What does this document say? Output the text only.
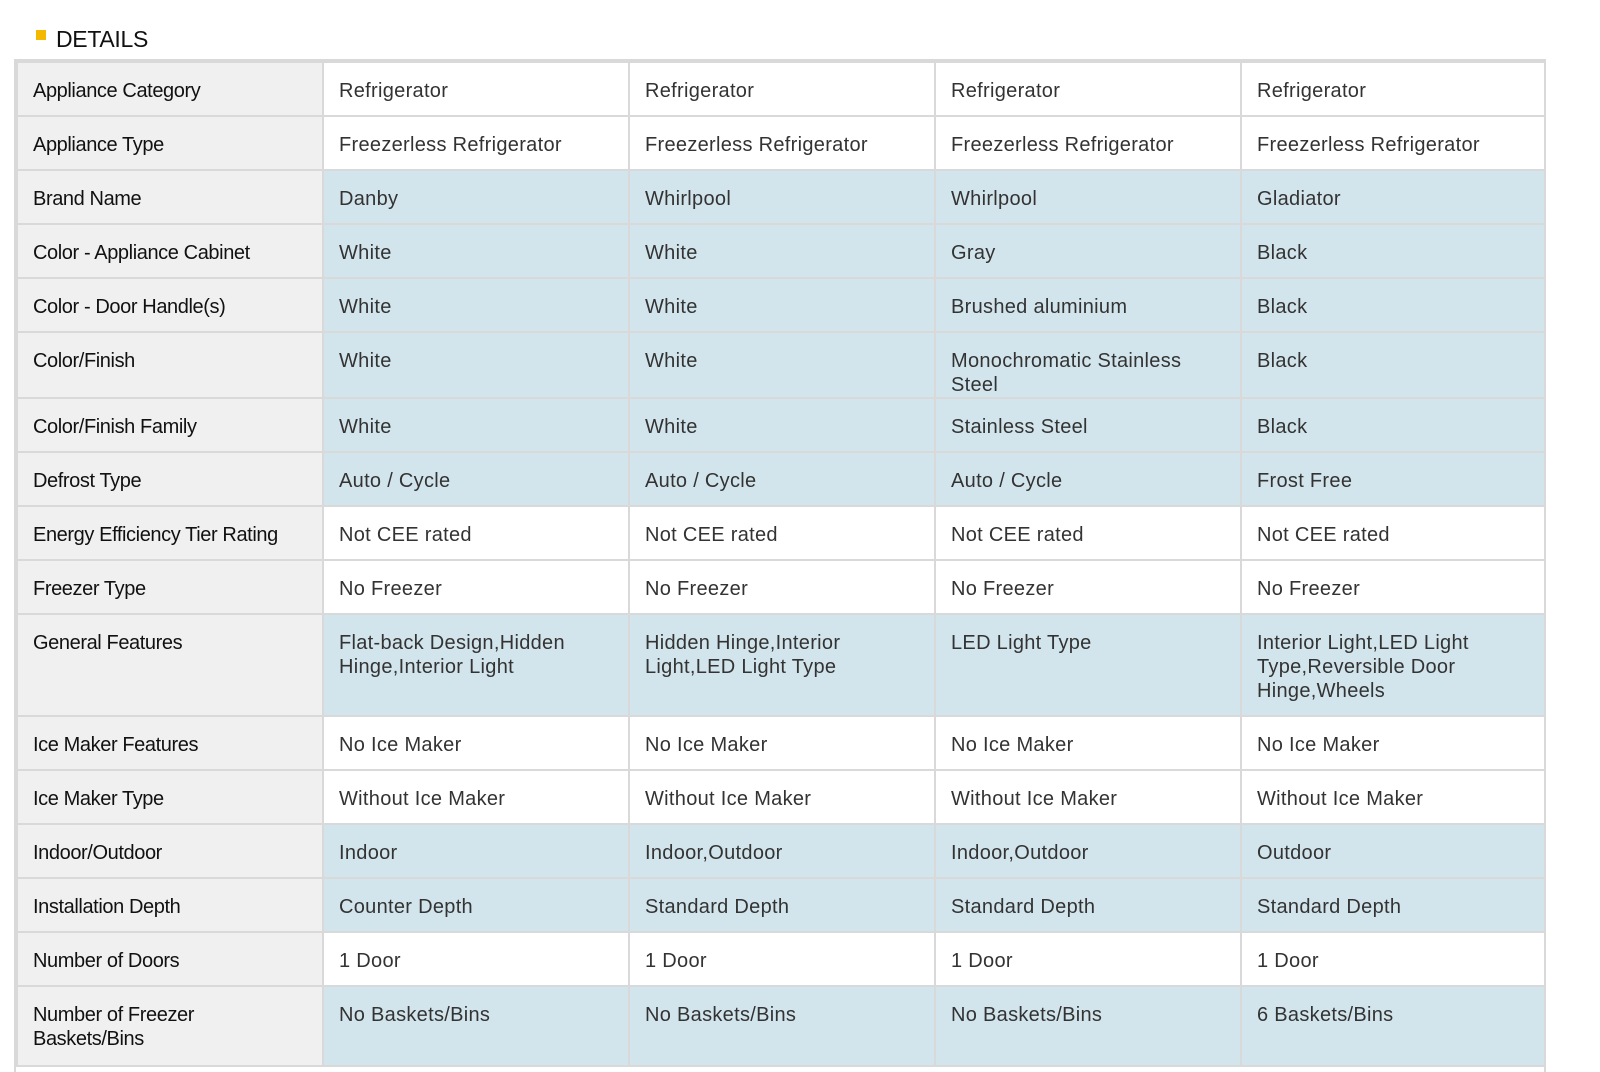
DETAILS
Appliance Category	Refrigerator	Refrigerator	Refrigerator	Refrigerator
Appliance Type	Freezerless Refrigerator	Freezerless Refrigerator	Freezerless Refrigerator	Freezerless Refrigerator
Brand Name	Danby	Whirlpool	Whirlpool	Gladiator
Color - Appliance Cabinet	White	White	Gray	Black
Color - Door Handle(s)	White	White	Brushed aluminium	Black
Color/Finish	White	White	Monochromatic Stainless Steel	Black
Color/Finish Family	White	White	Stainless Steel	Black
Defrost Type	Auto / Cycle	Auto / Cycle	Auto / Cycle	Frost Free
Energy Efficiency Tier Rating	Not CEE rated	Not CEE rated	Not CEE rated	Not CEE rated
Freezer Type	No Freezer	No Freezer	No Freezer	No Freezer
General Features	Flat-back Design,Hidden Hinge,Interior Light	Hidden Hinge,Interior Light,LED Light Type	LED Light Type	Interior Light,LED Light Type,Reversible Door Hinge,Wheels
Ice Maker Features	No Ice Maker	No Ice Maker	No Ice Maker	No Ice Maker
Ice Maker Type	Without Ice Maker	Without Ice Maker	Without Ice Maker	Without Ice Maker
Indoor/Outdoor	Indoor	Indoor,Outdoor	Indoor,Outdoor	Outdoor
Installation Depth	Counter Depth	Standard Depth	Standard Depth	Standard Depth
Number of Doors	1 Door	1 Door	1 Door	1 Door
Number of Freezer Baskets/Bins	No Baskets/Bins	No Baskets/Bins	No Baskets/Bins	6 Baskets/Bins
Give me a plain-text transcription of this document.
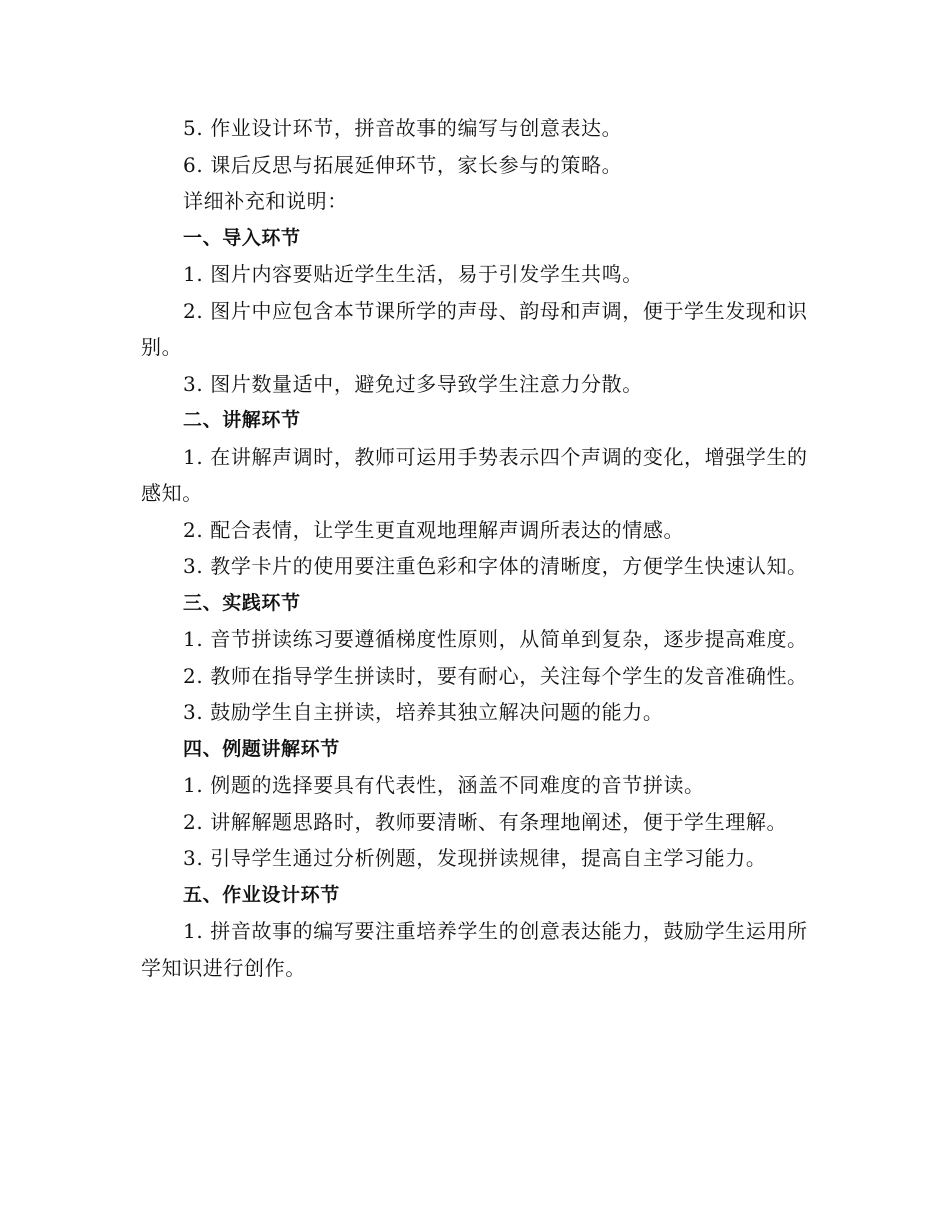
5. 作业设计环节，拼音故事的编写与创意表达。

6. 课后反思与拓展延伸环节，家长参与的策略。

详细补充和说明：

一、导入环节

1. 图片内容要贴近学生生活，易于引发学生共鸣。

2. 图片中应包含本节课所学的声母、韵母和声调，便于学生发现和识别。

3. 图片数量适中，避免过多导致学生注意力分散。

二、讲解环节

1. 在讲解声调时，教师可运用手势表示四个声调的变化，增强学生的感知。

2. 配合表情，让学生更直观地理解声调所表达的情感。

3. 教学卡片的使用要注重色彩和字体的清晰度，方便学生快速认知。

三、实践环节

1. 音节拼读练习要遵循梯度性原则，从简单到复杂，逐步提高难度。

2. 教师在指导学生拼读时，要有耐心，关注每个学生的发音准确性。

3. 鼓励学生自主拼读，培养其独立解决问题的能力。

四、例题讲解环节

1. 例题的选择要具有代表性，涵盖不同难度的音节拼读。

2. 讲解解题思路时，教师要清晰、有条理地阐述，便于学生理解。

3. 引导学生通过分析例题，发现拼读规律，提高自主学习能力。

五、作业设计环节

1. 拼音故事的编写要注重培养学生的创意表达能力，鼓励学生运用所学知识进行创作。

### [Problem requirements]
Your task is an exact transcription of all the data, minus the pictures.

### [Written reply]
What does this document say? Output the text only.
DETAILS
Appliance Category	Refrigerator	Refrigerator	Refrigerator	Refrigerator
Appliance Type	Freezerless Refrigerator	Freezerless Refrigerator	Freezerless Refrigerator	Freezerless Refrigerator
Brand Name	Danby	Whirlpool	Whirlpool	Gladiator
Color - Appliance Cabinet	White	White	Gray	Black
Color - Door Handle(s)	White	White	Brushed aluminium	Black
Color/Finish	White	White	Monochromatic Stainless Steel	Black
Color/Finish Family	White	White	Stainless Steel	Black
Defrost Type	Auto / Cycle	Auto / Cycle	Auto / Cycle	Frost Free
Energy Efficiency Tier Rating	Not CEE rated	Not CEE rated	Not CEE rated	Not CEE rated
Freezer Type	No Freezer	No Freezer	No Freezer	No Freezer
General Features	Flat-back Design,Hidden Hinge,Interior Light	Hidden Hinge,Interior Light,LED Light Type	LED Light Type	Interior Light,LED Light Type,Reversible Door Hinge,Wheels
Ice Maker Features	No Ice Maker	No Ice Maker	No Ice Maker	No Ice Maker
Ice Maker Type	Without Ice Maker	Without Ice Maker	Without Ice Maker	Without Ice Maker
Indoor/Outdoor	Indoor	Indoor,Outdoor	Indoor,Outdoor	Outdoor
Installation Depth	Counter Depth	Standard Depth	Standard Depth	Standard Depth
Number of Doors	1 Door	1 Door	1 Door	1 Door
Number of Freezer Baskets/Bins	No Baskets/Bins	No Baskets/Bins	No Baskets/Bins	6 Baskets/Bins
Give me a plain-text transcription of this document.
5. 作业设计环节，拼音故事的编写与创意表达。

6. 课后反思与拓展延伸环节，家长参与的策略。

详细补充和说明：

一、导入环节

1. 图片内容要贴近学生生活，易于引发学生共鸣。

2. 图片中应包含本节课所学的声母、韵母和声调，便于学生发现和识别。

3. 图片数量适中，避免过多导致学生注意力分散。

二、讲解环节

1. 在讲解声调时，教师可运用手势表示四个声调的变化，增强学生的感知。

2. 配合表情，让学生更直观地理解声调所表达的情感。

3. 教学卡片的使用要注重色彩和字体的清晰度，方便学生快速认知。

三、实践环节

1. 音节拼读练习要遵循梯度性原则，从简单到复杂，逐步提高难度。

2. 教师在指导学生拼读时，要有耐心，关注每个学生的发音准确性。

3. 鼓励学生自主拼读，培养其独立解决问题的能力。

四、例题讲解环节

1. 例题的选择要具有代表性，涵盖不同难度的音节拼读。

2. 讲解解题思路时，教师要清晰、有条理地阐述，便于学生理解。

3. 引导学生通过分析例题，发现拼读规律，提高自主学习能力。

五、作业设计环节

1. 拼音故事的编写要注重培养学生的创意表达能力，鼓励学生运用所学知识进行创作。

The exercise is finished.